■ **EXERCISE BRIEF**:
Give the number of lines containing the word "Recall", and nothing else.

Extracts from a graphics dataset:
====
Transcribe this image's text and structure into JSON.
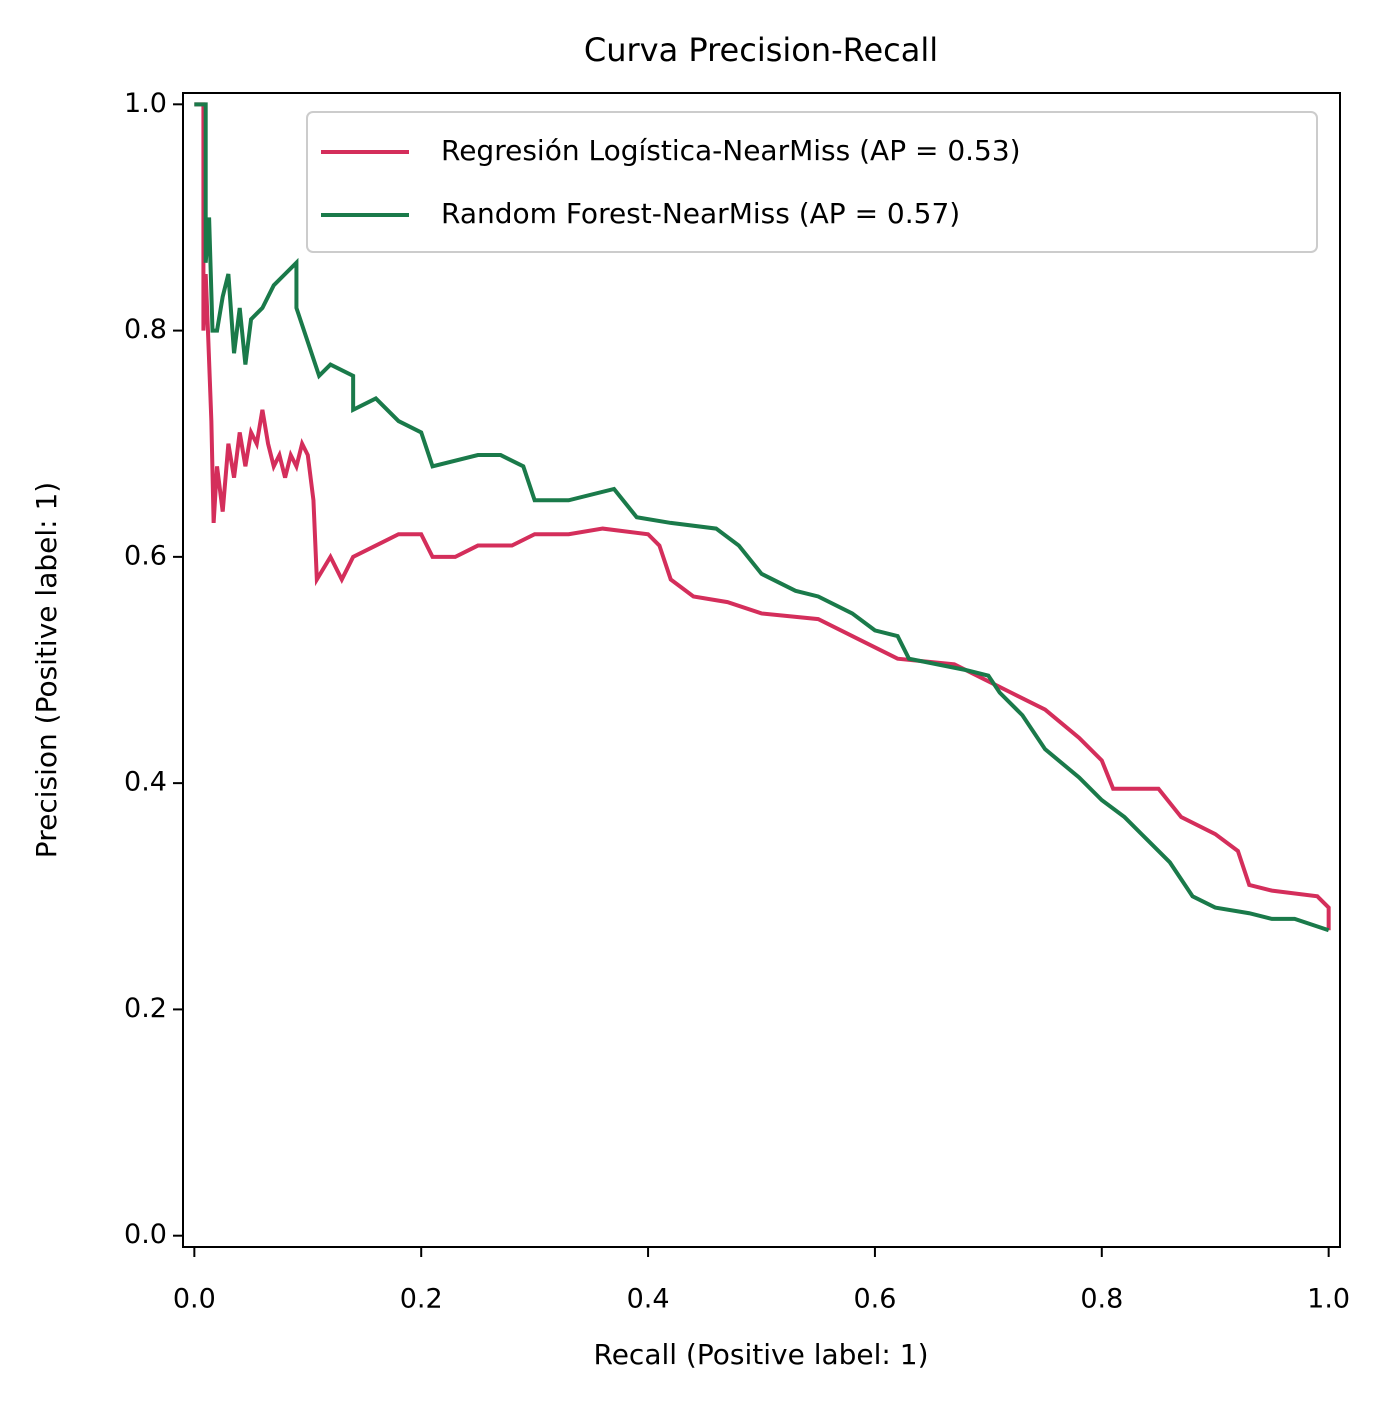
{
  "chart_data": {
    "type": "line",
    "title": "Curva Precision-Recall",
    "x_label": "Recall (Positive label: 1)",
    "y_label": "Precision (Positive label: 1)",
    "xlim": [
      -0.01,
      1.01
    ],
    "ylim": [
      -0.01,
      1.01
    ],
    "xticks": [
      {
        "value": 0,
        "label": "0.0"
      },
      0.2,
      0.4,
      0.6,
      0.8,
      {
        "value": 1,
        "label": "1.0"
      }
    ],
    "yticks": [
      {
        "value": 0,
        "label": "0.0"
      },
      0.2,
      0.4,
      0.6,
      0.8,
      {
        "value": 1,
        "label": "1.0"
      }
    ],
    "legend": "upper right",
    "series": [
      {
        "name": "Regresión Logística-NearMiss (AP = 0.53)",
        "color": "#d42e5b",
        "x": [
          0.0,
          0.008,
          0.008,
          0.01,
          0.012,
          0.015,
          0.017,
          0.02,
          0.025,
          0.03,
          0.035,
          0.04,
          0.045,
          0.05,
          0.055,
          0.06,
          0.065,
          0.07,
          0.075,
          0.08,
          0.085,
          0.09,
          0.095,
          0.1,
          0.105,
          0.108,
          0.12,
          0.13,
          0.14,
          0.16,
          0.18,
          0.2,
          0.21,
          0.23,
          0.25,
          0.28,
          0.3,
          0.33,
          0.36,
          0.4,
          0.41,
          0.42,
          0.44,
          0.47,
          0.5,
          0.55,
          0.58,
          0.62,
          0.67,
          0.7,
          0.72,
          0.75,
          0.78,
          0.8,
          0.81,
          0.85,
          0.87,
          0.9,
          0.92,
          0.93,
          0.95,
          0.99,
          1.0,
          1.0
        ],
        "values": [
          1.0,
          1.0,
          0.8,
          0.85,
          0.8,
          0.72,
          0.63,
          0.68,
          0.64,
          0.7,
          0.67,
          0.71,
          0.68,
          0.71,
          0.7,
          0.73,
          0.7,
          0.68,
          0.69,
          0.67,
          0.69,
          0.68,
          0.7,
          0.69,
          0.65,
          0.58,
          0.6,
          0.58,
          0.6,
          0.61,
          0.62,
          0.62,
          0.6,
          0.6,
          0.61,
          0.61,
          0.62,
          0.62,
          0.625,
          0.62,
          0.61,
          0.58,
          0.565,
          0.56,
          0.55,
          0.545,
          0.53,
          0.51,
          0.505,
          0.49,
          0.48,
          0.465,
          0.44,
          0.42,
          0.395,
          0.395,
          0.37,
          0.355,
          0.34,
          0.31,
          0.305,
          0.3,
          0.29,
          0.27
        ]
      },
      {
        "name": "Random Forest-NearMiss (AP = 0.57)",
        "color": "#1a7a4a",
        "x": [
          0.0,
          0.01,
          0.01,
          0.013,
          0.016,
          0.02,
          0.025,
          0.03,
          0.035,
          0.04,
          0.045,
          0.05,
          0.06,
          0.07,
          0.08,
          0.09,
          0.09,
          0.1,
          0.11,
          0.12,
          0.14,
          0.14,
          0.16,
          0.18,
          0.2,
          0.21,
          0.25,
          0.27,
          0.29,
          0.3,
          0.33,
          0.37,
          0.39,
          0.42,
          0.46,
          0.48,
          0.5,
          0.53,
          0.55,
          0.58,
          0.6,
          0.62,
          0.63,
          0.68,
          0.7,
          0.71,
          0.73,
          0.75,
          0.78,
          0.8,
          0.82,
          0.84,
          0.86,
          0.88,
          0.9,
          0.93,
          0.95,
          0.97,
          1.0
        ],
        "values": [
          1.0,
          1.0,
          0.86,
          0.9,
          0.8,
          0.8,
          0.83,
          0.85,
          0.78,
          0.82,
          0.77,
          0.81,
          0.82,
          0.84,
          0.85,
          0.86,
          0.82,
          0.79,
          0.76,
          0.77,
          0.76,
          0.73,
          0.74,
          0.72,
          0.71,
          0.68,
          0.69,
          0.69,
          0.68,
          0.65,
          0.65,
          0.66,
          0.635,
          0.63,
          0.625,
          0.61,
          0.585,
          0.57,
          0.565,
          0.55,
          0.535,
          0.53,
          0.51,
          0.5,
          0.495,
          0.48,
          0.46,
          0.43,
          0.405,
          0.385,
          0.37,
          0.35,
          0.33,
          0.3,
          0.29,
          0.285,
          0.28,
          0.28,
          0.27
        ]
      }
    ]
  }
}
====
■ **COMPLETE RESPONSE**:
2